--- Start of Stored rows ---

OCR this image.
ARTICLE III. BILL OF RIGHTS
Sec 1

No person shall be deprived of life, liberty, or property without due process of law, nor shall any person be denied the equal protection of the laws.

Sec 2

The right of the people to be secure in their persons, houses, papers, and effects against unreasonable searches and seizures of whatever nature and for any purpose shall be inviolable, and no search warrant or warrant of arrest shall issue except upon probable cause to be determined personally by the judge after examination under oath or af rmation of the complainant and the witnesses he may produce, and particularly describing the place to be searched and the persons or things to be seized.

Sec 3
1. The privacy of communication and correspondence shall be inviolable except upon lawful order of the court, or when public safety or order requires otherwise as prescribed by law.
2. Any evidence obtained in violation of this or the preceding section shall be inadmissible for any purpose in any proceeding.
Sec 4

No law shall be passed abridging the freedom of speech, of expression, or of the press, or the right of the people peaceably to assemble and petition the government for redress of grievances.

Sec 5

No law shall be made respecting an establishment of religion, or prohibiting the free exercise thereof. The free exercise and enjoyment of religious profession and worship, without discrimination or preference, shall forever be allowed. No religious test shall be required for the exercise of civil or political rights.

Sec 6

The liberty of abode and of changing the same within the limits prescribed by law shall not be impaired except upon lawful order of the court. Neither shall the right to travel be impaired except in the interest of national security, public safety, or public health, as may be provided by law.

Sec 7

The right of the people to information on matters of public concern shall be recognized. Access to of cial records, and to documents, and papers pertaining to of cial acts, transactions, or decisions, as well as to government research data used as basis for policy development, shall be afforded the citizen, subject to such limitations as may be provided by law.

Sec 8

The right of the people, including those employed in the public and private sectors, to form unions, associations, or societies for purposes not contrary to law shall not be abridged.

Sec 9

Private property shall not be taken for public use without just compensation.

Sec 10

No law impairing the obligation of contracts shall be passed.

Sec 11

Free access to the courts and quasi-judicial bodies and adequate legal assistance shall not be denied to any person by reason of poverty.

--- End of Stored rows ---

### Brief
Repeat every entry exactly as written above.

### Reply
OCR this image.
ARTICLE III. BILL OF RIGHTS
Sec 1

No person shall be deprived of life, liberty, or property without due process of law, nor shall any person be denied the equal protection of the laws.

Sec 2

The right of the people to be secure in their persons, houses, papers, and effects against unreasonable searches and seizures of whatever nature and for any purpose shall be inviolable, and no search warrant or warrant of arrest shall issue except upon probable cause to be determined personally by the judge after examination under oath or af rmation of the complainant and the witnesses he may produce, and particularly describing the place to be searched and the persons or things to be seized.

Sec 3
1. The privacy of communication and correspondence shall be inviolable except upon lawful order of the court, or when public safety or order requires otherwise as prescribed by law.
2. Any evidence obtained in violation of this or the preceding section shall be inadmissible for any purpose in any proceeding.
Sec 4

No law shall be passed abridging the freedom of speech, of expression, or of the press, or the right of the people peaceably to assemble and petition the government for redress of grievances.

Sec 5

No law shall be made respecting an establishment of religion, or prohibiting the free exercise thereof. The free exercise and enjoyment of religious profession and worship, without discrimination or preference, shall forever be allowed. No religious test shall be required for the exercise of civil or political rights.

Sec 6

The liberty of abode and of changing the same within the limits prescribed by law shall not be impaired except upon lawful order of the court. Neither shall the right to travel be impaired except in the interest of national security, public safety, or public health, as may be provided by law.

Sec 7

The right of the people to information on matters of public concern shall be recognized. Access to of cial records, and to documents, and papers pertaining to of cial acts, transactions, or decisions, as well as to government research data used as basis for policy development, shall be afforded the citizen, subject to such limitations as may be provided by law.

Sec 8

The right of the people, including those employed in the public and private sectors, to form unions, associations, or societies for purposes not contrary to law shall not be abridged.

Sec 9

Private property shall not be taken for public use without just compensation.

Sec 10

No law impairing the obligation of contracts shall be passed.

Sec 11

Free access to the courts and quasi-judicial bodies and adequate legal assistance shall not be denied to any person by reason of poverty.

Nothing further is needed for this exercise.